| What to produce |
All lines featuring the string "icon" are to be listed.
** START OF Data to process **
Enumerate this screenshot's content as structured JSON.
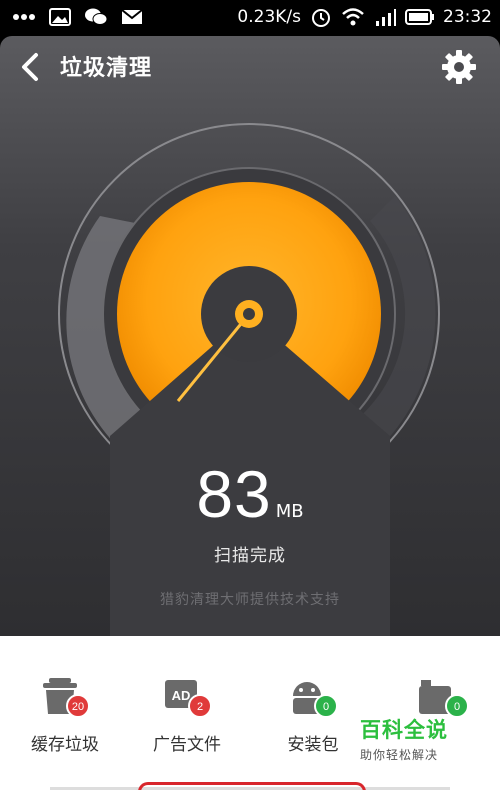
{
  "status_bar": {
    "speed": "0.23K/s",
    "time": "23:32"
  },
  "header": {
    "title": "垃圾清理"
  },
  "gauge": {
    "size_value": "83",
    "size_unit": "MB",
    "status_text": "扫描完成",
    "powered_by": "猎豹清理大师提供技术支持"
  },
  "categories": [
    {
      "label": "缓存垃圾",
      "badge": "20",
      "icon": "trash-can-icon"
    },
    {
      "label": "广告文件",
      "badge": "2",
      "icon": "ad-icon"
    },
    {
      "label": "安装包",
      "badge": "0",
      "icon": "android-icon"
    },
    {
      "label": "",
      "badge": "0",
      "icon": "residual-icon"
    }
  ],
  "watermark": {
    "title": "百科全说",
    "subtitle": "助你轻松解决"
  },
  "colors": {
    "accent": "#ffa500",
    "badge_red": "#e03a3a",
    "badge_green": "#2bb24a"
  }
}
** END OF Data to process **
** START OF Data to process **
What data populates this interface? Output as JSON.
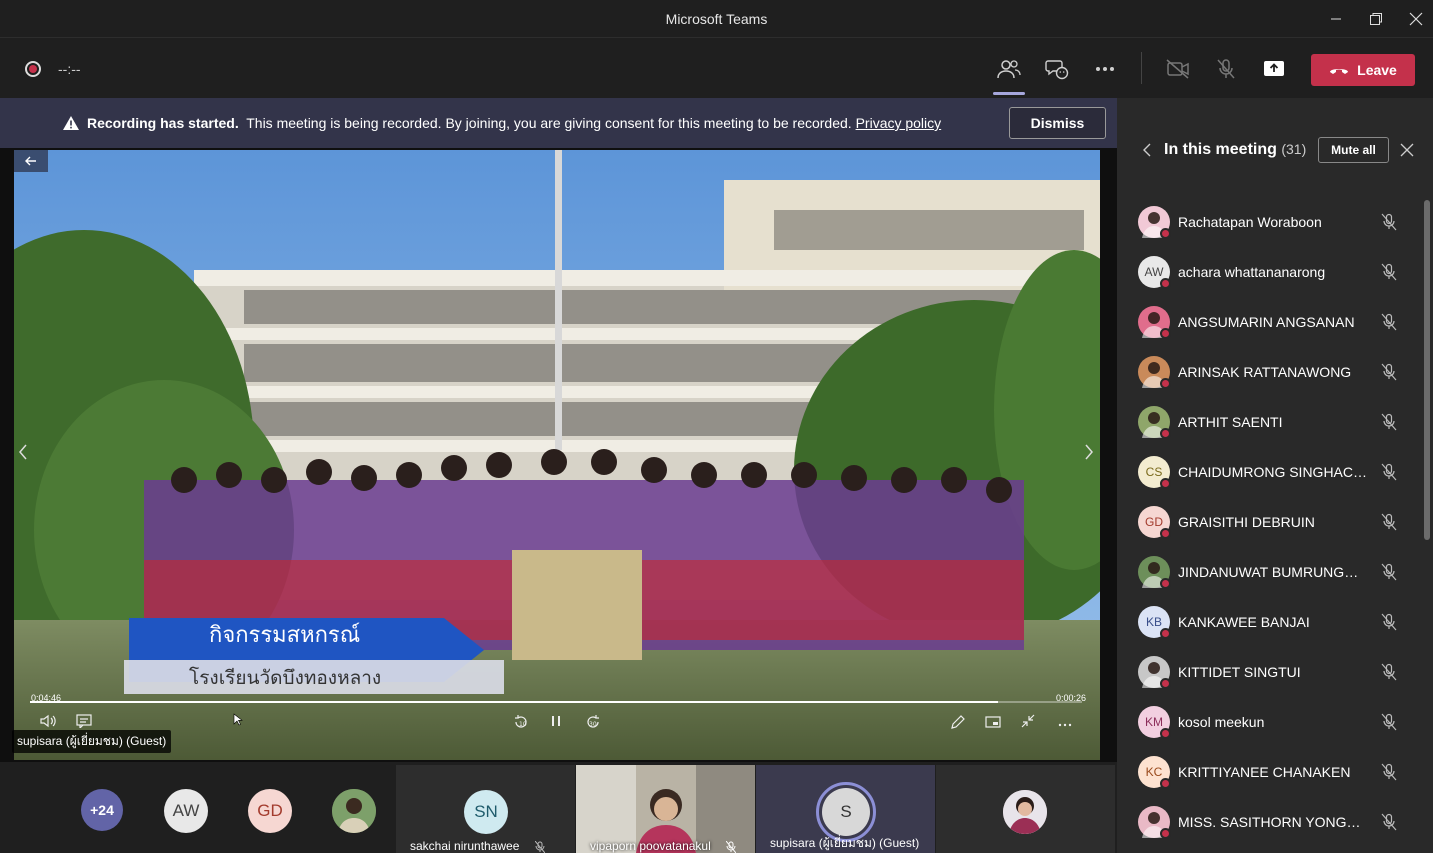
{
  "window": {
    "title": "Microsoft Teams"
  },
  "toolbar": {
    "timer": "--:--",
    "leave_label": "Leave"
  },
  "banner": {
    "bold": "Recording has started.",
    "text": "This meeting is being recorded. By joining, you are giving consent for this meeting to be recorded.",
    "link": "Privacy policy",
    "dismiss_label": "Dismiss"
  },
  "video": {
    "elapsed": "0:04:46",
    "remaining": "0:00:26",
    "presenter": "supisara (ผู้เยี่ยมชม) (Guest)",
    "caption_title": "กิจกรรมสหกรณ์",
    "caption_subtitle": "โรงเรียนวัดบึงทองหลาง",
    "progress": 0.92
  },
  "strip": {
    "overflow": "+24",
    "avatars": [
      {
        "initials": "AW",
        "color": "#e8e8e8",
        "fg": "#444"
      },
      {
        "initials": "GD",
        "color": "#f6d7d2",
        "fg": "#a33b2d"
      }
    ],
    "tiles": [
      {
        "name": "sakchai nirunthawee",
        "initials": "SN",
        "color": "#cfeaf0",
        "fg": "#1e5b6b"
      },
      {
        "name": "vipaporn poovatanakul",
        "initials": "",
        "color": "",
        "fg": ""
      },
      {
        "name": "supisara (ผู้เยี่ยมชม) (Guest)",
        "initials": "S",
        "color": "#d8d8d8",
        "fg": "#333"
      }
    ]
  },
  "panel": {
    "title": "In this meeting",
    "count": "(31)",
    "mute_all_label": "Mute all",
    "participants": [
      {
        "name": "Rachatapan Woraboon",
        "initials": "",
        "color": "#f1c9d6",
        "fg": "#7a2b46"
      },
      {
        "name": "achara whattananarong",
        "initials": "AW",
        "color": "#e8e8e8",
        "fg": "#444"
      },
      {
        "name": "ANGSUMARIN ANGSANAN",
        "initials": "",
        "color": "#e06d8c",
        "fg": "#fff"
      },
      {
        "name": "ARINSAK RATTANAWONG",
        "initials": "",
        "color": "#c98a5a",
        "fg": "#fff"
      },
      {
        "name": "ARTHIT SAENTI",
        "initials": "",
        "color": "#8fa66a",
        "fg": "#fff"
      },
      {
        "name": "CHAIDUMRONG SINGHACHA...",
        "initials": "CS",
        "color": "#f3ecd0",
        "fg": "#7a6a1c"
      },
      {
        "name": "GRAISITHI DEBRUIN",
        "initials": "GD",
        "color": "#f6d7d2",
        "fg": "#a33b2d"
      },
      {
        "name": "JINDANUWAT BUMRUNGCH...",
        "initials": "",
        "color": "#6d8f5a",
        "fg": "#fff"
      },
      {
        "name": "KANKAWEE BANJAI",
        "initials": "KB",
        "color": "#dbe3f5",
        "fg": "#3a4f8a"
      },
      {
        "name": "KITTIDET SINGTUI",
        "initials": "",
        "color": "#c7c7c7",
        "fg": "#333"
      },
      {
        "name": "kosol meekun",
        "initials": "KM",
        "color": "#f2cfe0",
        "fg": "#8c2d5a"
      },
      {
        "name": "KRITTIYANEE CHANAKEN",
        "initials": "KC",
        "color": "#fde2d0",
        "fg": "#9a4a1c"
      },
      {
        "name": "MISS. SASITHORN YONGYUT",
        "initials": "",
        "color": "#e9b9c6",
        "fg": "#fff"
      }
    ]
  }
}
** END OF Data to process **
| Exercise answer |
      "icon": "trash-can-icon"
      "icon": "ad-icon"
      "icon": "android-icon"
      "icon": "residual-icon"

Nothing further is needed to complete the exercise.